## [Problem to work on]
Among the lines below, list those containing the string "notebook".

## [Records]
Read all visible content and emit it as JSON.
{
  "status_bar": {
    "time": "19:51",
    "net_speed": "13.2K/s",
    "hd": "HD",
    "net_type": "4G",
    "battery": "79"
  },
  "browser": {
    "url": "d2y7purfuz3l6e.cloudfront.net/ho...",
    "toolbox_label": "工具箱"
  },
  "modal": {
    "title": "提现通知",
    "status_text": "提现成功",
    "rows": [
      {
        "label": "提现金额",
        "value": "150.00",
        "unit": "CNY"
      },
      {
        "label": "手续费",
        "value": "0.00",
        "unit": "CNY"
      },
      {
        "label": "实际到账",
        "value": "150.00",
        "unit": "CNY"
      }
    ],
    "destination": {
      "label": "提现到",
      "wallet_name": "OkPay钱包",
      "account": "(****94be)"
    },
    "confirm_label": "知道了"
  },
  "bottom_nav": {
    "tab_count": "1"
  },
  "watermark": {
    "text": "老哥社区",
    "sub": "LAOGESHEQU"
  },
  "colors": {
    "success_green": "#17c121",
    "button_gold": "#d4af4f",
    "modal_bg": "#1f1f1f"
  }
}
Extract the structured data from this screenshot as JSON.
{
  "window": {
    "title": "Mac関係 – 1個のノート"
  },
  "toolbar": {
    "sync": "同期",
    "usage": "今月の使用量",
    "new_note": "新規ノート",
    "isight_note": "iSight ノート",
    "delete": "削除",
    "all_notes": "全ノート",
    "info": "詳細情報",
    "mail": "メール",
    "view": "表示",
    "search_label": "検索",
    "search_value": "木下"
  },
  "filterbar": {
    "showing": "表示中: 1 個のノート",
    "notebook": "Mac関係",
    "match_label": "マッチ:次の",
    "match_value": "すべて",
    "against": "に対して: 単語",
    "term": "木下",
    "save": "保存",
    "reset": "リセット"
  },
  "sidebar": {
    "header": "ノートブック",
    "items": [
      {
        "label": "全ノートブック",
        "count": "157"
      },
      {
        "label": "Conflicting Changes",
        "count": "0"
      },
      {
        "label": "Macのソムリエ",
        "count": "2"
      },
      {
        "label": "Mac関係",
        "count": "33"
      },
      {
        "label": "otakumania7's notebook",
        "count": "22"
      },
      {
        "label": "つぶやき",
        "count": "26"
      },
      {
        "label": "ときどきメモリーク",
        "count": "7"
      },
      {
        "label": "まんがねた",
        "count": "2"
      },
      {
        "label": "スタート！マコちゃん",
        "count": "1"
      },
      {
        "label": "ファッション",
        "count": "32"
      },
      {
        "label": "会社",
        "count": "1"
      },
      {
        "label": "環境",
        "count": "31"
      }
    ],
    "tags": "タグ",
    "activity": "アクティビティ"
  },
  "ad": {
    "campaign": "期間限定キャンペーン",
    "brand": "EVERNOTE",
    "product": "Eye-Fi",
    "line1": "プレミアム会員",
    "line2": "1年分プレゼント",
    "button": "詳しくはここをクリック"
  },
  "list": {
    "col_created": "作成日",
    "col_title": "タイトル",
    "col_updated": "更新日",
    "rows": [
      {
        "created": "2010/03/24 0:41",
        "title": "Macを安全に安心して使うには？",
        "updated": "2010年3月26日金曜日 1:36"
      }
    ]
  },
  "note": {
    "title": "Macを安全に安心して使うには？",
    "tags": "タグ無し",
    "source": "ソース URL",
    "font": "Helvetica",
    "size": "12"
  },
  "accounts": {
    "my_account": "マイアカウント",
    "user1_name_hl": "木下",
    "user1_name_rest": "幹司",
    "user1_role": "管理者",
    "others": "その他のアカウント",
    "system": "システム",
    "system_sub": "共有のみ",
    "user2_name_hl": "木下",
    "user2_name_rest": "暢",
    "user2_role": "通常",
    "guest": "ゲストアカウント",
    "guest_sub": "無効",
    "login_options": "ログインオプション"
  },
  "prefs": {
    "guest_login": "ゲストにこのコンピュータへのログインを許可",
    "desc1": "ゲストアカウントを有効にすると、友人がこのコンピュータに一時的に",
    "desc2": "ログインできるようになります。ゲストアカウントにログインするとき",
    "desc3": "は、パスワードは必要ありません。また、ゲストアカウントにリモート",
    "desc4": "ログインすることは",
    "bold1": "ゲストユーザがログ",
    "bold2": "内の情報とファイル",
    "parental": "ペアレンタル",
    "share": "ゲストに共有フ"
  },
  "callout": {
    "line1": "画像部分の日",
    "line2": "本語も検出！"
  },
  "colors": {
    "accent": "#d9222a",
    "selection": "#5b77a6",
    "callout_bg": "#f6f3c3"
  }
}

## [Task answer]
    "notebook": "Mac関係",
        "label": "otakumania7's notebook",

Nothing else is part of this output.